[Data listing]:
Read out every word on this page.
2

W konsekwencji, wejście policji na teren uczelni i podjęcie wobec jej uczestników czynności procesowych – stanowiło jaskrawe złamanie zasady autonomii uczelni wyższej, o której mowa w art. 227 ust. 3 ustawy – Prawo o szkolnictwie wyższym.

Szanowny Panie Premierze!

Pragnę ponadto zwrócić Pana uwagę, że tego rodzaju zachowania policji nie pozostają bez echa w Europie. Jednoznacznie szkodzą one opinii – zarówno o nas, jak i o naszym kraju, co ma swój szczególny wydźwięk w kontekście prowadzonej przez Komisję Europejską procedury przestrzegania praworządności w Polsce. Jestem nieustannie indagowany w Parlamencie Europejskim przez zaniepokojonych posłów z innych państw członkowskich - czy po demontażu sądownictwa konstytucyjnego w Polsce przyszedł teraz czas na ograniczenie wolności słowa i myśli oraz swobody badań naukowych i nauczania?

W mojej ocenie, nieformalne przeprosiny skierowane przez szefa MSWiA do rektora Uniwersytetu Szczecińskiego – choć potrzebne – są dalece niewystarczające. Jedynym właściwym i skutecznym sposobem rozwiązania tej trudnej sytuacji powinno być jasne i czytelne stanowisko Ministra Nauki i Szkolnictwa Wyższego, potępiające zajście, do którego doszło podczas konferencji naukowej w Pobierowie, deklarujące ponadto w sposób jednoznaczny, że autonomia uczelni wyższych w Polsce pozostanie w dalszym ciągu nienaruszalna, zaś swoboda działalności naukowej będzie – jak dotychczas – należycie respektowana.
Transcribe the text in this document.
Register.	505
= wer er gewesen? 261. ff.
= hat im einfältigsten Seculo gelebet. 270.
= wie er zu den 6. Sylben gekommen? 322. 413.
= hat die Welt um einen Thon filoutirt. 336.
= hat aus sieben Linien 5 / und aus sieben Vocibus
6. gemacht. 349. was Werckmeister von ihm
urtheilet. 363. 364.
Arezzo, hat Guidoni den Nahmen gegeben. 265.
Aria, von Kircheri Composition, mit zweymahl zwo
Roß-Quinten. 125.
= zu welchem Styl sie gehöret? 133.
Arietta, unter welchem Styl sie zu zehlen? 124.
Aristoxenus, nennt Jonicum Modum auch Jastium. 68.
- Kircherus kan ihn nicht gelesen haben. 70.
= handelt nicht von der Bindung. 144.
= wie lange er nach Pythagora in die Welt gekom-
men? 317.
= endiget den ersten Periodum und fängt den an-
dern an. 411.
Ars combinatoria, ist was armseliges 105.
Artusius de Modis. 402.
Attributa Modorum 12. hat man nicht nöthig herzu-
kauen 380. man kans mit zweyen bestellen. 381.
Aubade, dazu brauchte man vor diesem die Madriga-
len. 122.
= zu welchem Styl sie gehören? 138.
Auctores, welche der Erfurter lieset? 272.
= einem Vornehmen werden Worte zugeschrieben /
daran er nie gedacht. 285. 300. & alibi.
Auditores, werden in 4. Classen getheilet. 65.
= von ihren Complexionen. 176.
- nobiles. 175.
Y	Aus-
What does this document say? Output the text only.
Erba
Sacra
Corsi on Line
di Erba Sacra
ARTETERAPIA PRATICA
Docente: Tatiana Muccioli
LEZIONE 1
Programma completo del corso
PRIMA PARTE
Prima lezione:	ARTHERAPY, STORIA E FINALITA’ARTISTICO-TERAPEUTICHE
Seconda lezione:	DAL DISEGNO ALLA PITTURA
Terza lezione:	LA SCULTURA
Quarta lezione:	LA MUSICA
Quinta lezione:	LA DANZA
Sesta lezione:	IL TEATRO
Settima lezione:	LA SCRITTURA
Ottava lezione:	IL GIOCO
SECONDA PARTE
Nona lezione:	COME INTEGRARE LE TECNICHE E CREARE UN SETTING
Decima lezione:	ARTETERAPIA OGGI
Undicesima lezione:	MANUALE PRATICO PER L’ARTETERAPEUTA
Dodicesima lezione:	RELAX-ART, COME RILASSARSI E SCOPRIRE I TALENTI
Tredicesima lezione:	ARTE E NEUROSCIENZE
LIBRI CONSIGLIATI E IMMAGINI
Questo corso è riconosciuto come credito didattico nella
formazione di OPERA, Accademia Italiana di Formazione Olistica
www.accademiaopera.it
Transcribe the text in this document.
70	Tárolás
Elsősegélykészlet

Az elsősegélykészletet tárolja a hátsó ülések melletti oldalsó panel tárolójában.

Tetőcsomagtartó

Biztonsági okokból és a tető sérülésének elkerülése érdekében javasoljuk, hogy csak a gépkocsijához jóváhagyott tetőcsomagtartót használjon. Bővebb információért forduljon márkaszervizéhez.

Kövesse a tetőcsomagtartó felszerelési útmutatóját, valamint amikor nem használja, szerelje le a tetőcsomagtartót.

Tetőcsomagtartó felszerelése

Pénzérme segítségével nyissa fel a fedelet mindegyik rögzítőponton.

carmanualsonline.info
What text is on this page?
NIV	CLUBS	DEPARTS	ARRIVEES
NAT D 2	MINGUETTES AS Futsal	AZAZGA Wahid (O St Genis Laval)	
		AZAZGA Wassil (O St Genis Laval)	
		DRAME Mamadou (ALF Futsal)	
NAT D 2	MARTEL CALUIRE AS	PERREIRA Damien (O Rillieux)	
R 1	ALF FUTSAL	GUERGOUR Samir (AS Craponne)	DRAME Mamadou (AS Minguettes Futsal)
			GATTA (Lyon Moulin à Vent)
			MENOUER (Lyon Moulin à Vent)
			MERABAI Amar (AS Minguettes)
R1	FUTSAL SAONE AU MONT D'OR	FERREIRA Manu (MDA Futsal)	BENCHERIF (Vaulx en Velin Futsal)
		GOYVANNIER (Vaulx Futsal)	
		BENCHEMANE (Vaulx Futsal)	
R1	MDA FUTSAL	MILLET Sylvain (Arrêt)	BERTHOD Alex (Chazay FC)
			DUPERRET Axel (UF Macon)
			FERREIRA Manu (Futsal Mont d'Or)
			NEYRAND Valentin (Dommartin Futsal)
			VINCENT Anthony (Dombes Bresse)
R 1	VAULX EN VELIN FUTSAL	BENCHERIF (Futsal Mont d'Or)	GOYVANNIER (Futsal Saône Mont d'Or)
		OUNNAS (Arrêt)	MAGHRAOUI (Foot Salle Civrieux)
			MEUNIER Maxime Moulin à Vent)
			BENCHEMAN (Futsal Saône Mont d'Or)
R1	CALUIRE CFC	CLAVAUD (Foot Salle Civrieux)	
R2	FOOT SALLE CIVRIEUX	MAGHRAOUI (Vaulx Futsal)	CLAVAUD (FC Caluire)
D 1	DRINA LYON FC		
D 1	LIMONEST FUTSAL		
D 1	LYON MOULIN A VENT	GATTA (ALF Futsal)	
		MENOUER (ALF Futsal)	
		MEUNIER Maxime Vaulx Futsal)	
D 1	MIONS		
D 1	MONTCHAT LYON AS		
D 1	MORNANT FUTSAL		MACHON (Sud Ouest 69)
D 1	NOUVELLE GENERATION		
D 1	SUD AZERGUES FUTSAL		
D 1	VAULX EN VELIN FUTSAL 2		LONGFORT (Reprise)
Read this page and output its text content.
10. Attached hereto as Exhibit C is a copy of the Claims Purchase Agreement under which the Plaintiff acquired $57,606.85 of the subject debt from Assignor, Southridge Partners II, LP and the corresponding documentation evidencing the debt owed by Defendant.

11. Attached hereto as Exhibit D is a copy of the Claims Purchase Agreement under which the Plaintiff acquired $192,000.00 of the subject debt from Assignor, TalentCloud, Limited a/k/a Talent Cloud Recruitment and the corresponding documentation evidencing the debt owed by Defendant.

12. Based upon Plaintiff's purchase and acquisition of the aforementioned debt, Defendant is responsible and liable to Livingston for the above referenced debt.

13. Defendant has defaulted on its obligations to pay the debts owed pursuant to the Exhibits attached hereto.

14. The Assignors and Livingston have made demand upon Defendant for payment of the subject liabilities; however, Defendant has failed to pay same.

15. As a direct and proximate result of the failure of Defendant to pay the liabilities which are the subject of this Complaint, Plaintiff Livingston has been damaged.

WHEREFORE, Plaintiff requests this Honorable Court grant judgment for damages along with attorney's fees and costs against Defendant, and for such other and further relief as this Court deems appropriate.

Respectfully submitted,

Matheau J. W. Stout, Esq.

[Stated exercise]: In the listing above, find the line containing "Read this page and output its text content." and please quote exactly that line through the last one, and no other lines.

[Reply to the task]:
Read this page and output its text content.
10. Attached hereto as Exhibit C is a copy of the Claims Purchase Agreement under which the Plaintiff acquired $57,606.85 of the subject debt from Assignor, Southridge Partners II, LP and the corresponding documentation evidencing the debt owed by Defendant.

11. Attached hereto as Exhibit D is a copy of the Claims Purchase Agreement under which the Plaintiff acquired $192,000.00 of the subject debt from Assignor, TalentCloud, Limited a/k/a Talent Cloud Recruitment and the corresponding documentation evidencing the debt owed by Defendant.

12. Based upon Plaintiff's purchase and acquisition of the aforementioned debt, Defendant is responsible and liable to Livingston for the above referenced debt.

13. Defendant has defaulted on its obligations to pay the debts owed pursuant to the Exhibits attached hereto.

14. The Assignors and Livingston have made demand upon Defendant for payment of the subject liabilities; however, Defendant has failed to pay same.

15. As a direct and proximate result of the failure of Defendant to pay the liabilities which are the subject of this Complaint, Plaintiff Livingston has been damaged.

WHEREFORE, Plaintiff requests this Honorable Court grant judgment for damages along with attorney's fees and costs against Defendant, and for such other and further relief as this Court deems appropriate.

Respectfully submitted,

Matheau J. W. Stout, Esq.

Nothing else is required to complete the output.